Short exercise »
Copy the records below exactly, omitting any pictures they contain.
####################
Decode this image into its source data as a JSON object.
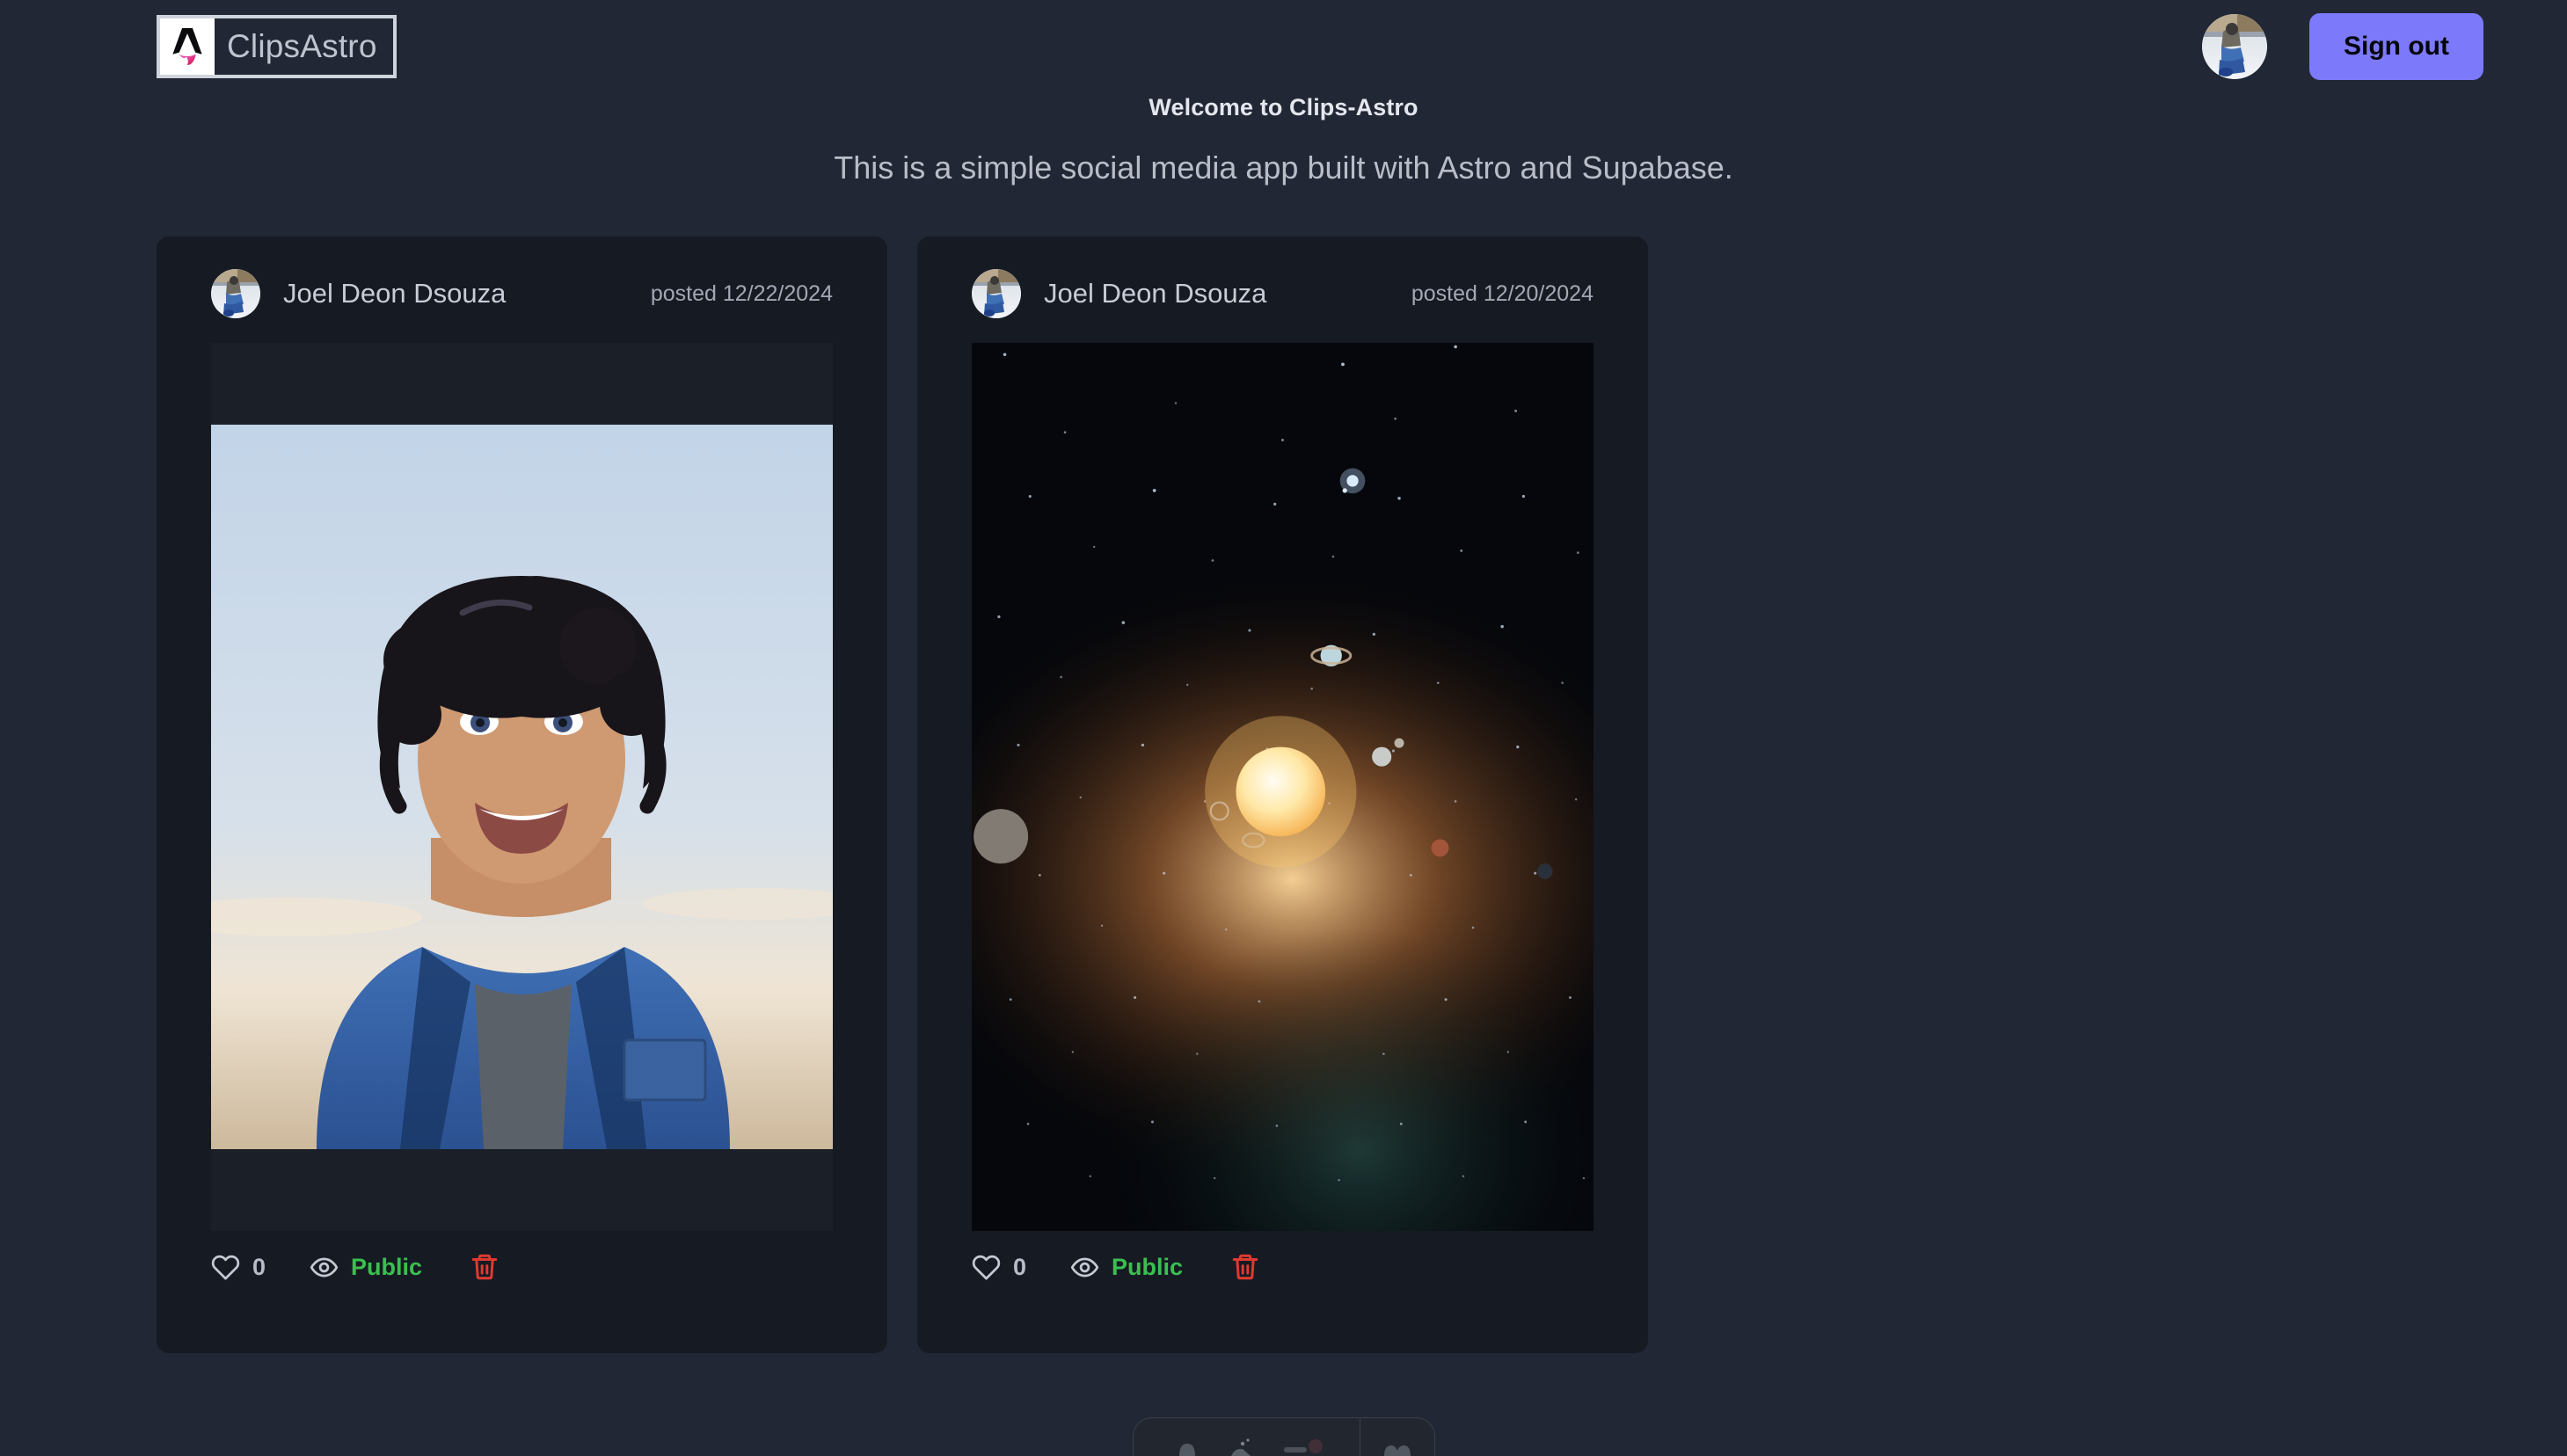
{
  "header": {
    "brand_name": "ClipsAstro",
    "brand_icon": "astro-logo-icon",
    "avatar_icon": "user-avatar",
    "signout_label": "Sign out"
  },
  "intro": {
    "title": "Welcome to Clips-Astro",
    "subtitle": "This is a simple social media app built with Astro and Supabase."
  },
  "colors": {
    "page_background": "#212734",
    "card_background": "#161a23",
    "accent_purple": "#7c79fa",
    "public_green": "#3bbf4f",
    "delete_red": "#e03a30",
    "muted_text": "#a3a8b4"
  },
  "posts": [
    {
      "author": "Joel Deon Dsouza",
      "date": "posted 12/22/2024",
      "image_alt": "anime-style portrait of a smiling man with curly dark hair in a blue shirt",
      "like_icon": "heart-icon",
      "like_count": "0",
      "visibility_icon": "eye-icon",
      "visibility": "Public",
      "delete_icon": "trash-icon"
    },
    {
      "author": "Joel Deon Dsouza",
      "date": "posted 12/20/2024",
      "image_alt": "space scene with a bright sun, orbiting planets and a starfield",
      "like_icon": "heart-icon",
      "like_count": "0",
      "visibility_icon": "eye-icon",
      "visibility": "Public",
      "delete_icon": "trash-icon"
    }
  ],
  "dock": {
    "icons": [
      "dock-app-icon",
      "dock-app-icon-2",
      "dock-app-icon-3",
      "dock-app-icon-4"
    ]
  }
}
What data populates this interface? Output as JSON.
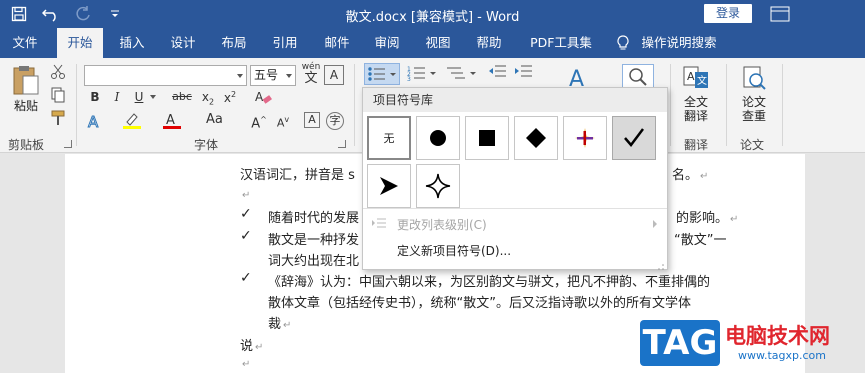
####################
Solution for this task »
Decode this image into its source data as a JSON object.
{
  "header": {
    "brand_name": "ClipsAstro",
    "brand_icon": "astro-logo-icon",
    "avatar_icon": "user-avatar",
    "signout_label": "Sign out"
  },
  "intro": {
    "title": "Welcome to Clips-Astro",
    "subtitle": "This is a simple social media app built with Astro and Supabase."
  },
  "colors": {
    "page_background": "#212734",
    "card_background": "#161a23",
    "accent_purple": "#7c79fa",
    "public_green": "#3bbf4f",
    "delete_red": "#e03a30",
    "muted_text": "#a3a8b4"
  },
  "posts": [
    {
      "author": "Joel Deon Dsouza",
      "date": "posted 12/22/2024",
      "image_alt": "anime-style portrait of a smiling man with curly dark hair in a blue shirt",
      "like_icon": "heart-icon",
      "like_count": "0",
      "visibility_icon": "eye-icon",
      "visibility": "Public",
      "delete_icon": "trash-icon"
    },
    {
      "author": "Joel Deon Dsouza",
      "date": "posted 12/20/2024",
      "image_alt": "space scene with a bright sun, orbiting planets and a starfield",
      "like_icon": "heart-icon",
      "like_count": "0",
      "visibility_icon": "eye-icon",
      "visibility": "Public",
      "delete_icon": "trash-icon"
    }
  ],
  "dock": {
    "icons": [
      "dock-app-icon",
      "dock-app-icon-2",
      "dock-app-icon-3",
      "dock-app-icon-4"
    ]
  }
}
What data populates this interface? Output as JSON.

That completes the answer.